### [TASK GOAL]
List each line of the data in which the string "ważnych" appears.

### [PROVIDED DATA]
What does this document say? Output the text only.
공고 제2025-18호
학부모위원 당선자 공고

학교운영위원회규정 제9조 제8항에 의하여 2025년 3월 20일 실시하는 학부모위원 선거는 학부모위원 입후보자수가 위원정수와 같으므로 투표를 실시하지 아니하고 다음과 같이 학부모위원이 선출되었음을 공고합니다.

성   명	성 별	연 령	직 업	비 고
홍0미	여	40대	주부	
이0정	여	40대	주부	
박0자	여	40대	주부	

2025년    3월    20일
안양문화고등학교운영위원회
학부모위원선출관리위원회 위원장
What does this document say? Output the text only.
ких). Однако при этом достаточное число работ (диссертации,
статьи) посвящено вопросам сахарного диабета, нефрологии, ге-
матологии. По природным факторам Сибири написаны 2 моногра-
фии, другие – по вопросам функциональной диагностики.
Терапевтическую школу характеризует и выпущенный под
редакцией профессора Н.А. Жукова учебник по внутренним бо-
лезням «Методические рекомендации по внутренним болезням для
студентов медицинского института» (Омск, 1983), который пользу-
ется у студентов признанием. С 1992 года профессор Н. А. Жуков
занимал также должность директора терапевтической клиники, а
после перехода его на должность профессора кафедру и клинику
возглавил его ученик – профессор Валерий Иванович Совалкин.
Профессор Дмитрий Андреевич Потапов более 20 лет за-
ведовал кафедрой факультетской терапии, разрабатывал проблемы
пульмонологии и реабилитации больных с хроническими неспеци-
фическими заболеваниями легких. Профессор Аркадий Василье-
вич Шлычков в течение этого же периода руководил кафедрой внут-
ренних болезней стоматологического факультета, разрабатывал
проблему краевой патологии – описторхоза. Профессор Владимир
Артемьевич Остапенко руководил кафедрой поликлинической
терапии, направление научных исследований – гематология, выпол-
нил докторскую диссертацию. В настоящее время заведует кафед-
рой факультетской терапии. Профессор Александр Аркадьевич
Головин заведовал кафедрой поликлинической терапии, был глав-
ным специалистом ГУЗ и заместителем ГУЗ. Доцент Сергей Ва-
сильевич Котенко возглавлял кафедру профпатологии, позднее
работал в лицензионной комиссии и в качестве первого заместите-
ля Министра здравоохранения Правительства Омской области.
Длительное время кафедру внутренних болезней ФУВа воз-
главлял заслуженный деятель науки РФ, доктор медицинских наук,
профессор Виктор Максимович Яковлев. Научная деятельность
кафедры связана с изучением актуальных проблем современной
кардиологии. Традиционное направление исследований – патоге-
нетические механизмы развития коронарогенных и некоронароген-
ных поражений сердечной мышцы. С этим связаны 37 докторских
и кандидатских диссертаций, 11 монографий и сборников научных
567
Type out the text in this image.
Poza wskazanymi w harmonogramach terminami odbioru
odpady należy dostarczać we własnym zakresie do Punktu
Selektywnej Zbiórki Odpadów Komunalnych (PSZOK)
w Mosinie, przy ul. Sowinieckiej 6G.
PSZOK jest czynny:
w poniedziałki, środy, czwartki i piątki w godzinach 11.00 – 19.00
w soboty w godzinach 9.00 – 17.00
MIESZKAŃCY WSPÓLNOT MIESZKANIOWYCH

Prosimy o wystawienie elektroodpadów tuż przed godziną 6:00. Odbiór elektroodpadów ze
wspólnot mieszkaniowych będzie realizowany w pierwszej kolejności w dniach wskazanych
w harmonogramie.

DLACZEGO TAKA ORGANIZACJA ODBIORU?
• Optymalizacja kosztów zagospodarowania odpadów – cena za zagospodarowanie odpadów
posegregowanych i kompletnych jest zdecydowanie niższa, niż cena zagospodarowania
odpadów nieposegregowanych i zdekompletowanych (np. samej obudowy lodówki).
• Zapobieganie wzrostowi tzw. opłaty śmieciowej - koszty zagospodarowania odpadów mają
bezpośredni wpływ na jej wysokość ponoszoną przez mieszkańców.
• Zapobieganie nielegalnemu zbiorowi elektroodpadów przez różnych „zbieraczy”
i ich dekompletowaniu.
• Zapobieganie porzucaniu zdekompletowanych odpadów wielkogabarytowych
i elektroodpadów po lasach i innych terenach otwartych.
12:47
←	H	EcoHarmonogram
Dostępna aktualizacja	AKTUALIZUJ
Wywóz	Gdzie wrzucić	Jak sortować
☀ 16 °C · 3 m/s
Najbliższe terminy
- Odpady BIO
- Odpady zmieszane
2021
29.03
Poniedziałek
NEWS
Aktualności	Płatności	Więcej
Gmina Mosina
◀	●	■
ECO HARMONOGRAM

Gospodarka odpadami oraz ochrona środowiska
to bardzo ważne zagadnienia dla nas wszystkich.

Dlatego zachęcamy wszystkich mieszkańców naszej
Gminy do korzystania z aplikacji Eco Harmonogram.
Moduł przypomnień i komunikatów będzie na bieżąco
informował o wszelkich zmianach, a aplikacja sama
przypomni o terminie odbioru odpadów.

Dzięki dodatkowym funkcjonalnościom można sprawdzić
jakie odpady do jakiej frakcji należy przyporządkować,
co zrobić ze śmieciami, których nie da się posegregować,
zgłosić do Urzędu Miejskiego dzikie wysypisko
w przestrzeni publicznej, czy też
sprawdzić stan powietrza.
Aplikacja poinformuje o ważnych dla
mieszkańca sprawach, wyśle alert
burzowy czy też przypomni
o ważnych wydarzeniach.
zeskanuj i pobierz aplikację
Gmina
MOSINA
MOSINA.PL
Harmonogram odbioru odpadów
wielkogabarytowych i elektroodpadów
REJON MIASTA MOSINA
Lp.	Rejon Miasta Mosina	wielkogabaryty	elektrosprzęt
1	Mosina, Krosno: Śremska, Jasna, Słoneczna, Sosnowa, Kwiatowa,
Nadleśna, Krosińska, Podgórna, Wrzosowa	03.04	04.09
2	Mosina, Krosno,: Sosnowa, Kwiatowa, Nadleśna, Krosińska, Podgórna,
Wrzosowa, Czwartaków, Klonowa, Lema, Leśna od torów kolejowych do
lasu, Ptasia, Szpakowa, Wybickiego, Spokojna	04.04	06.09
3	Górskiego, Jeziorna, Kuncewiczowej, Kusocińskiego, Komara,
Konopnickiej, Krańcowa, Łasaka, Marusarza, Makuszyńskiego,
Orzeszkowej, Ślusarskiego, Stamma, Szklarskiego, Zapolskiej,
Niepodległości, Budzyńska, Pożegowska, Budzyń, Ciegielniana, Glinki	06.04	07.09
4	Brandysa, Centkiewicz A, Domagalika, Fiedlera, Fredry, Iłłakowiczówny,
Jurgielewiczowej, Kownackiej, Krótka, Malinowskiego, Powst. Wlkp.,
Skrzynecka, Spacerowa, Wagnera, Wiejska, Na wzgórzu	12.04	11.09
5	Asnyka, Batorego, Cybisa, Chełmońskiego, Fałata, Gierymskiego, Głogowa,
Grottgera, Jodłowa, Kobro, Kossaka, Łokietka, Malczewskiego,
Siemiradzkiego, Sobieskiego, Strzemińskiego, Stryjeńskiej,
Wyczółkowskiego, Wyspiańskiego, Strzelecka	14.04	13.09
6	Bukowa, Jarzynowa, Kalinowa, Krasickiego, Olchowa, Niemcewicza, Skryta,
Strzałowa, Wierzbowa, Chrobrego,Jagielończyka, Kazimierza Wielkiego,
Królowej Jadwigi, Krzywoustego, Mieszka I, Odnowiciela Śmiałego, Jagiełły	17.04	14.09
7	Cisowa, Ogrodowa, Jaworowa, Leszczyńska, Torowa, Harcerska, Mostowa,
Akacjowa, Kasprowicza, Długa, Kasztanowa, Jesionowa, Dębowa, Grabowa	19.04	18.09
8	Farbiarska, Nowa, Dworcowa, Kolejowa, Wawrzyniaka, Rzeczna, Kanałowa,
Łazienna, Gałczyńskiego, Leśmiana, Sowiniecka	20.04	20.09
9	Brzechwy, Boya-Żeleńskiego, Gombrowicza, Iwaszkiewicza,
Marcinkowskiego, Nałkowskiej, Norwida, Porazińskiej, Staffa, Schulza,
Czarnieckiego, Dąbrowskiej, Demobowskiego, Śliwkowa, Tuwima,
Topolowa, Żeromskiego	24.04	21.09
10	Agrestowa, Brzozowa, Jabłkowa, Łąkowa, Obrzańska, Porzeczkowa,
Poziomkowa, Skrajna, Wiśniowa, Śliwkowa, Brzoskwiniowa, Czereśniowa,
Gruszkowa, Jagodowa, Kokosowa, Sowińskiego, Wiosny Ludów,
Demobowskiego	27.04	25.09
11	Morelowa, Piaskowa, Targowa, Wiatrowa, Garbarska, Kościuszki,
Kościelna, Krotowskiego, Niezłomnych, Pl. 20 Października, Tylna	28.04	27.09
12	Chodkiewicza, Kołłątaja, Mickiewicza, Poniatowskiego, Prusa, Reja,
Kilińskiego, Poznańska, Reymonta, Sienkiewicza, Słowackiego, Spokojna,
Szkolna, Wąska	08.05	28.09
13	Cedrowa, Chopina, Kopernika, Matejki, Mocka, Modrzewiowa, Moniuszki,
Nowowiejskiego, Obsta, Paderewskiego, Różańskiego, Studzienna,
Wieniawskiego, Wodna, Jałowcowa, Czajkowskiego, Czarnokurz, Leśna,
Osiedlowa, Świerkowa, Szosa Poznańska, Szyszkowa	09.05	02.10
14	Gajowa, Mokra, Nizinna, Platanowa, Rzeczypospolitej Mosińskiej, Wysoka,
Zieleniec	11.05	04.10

### [RESULT OF THE TASK]
Aplikacja poinformuje o ważnych dla
o ważnych wydarzeniach.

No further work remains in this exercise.